>> Begin DATASET ROWS
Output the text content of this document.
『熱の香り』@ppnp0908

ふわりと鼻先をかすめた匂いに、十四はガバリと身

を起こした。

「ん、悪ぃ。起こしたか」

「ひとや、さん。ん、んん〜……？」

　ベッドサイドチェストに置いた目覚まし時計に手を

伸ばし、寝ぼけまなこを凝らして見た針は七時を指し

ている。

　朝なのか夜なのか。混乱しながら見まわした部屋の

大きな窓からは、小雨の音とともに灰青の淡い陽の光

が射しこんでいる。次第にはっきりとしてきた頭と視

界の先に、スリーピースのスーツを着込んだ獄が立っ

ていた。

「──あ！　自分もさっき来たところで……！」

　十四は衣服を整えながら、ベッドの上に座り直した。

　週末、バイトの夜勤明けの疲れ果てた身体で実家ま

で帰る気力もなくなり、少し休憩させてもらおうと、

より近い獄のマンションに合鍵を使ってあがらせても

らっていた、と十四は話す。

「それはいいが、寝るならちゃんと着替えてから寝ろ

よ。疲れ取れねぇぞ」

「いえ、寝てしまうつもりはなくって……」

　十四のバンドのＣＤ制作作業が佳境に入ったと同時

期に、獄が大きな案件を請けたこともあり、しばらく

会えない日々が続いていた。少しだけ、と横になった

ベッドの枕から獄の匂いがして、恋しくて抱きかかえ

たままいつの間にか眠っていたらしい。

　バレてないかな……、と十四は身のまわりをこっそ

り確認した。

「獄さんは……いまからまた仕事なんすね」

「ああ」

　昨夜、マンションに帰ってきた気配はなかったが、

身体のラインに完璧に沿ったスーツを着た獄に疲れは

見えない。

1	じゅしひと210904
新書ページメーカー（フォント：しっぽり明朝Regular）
>> End DATASET ROWS
◆ **THE PROBLEM**
Every entry in the listing must be retyped exactly.

◆ **COMPLETED EXERCISE**
Output the text content of this document.
『熱の香り』@ppnp0908

ふわりと鼻先をかすめた匂いに、十四はガバリと身

を起こした。

「ん、悪ぃ。起こしたか」

「ひとや、さん。ん、んん〜……？」

　ベッドサイドチェストに置いた目覚まし時計に手を

伸ばし、寝ぼけまなこを凝らして見た針は七時を指し

ている。

　朝なのか夜なのか。混乱しながら見まわした部屋の

大きな窓からは、小雨の音とともに灰青の淡い陽の光

が射しこんでいる。次第にはっきりとしてきた頭と視

界の先に、スリーピースのスーツを着込んだ獄が立っ

ていた。

「──あ！　自分もさっき来たところで……！」

　十四は衣服を整えながら、ベッドの上に座り直した。

　週末、バイトの夜勤明けの疲れ果てた身体で実家ま

で帰る気力もなくなり、少し休憩させてもらおうと、

より近い獄のマンションに合鍵を使ってあがらせても

らっていた、と十四は話す。

「それはいいが、寝るならちゃんと着替えてから寝ろ

よ。疲れ取れねぇぞ」

「いえ、寝てしまうつもりはなくって……」

　十四のバンドのＣＤ制作作業が佳境に入ったと同時

期に、獄が大きな案件を請けたこともあり、しばらく

会えない日々が続いていた。少しだけ、と横になった

ベッドの枕から獄の匂いがして、恋しくて抱きかかえ

たままいつの間にか眠っていたらしい。

　バレてないかな……、と十四は身のまわりをこっそ

り確認した。

「獄さんは……いまからまた仕事なんすね」

「ああ」

　昨夜、マンションに帰ってきた気配はなかったが、

身体のラインに完璧に沿ったスーツを着た獄に疲れは

見えない。

1	じゅしひと210904
新書ページメーカー（フォント：しっぽり明朝Regular）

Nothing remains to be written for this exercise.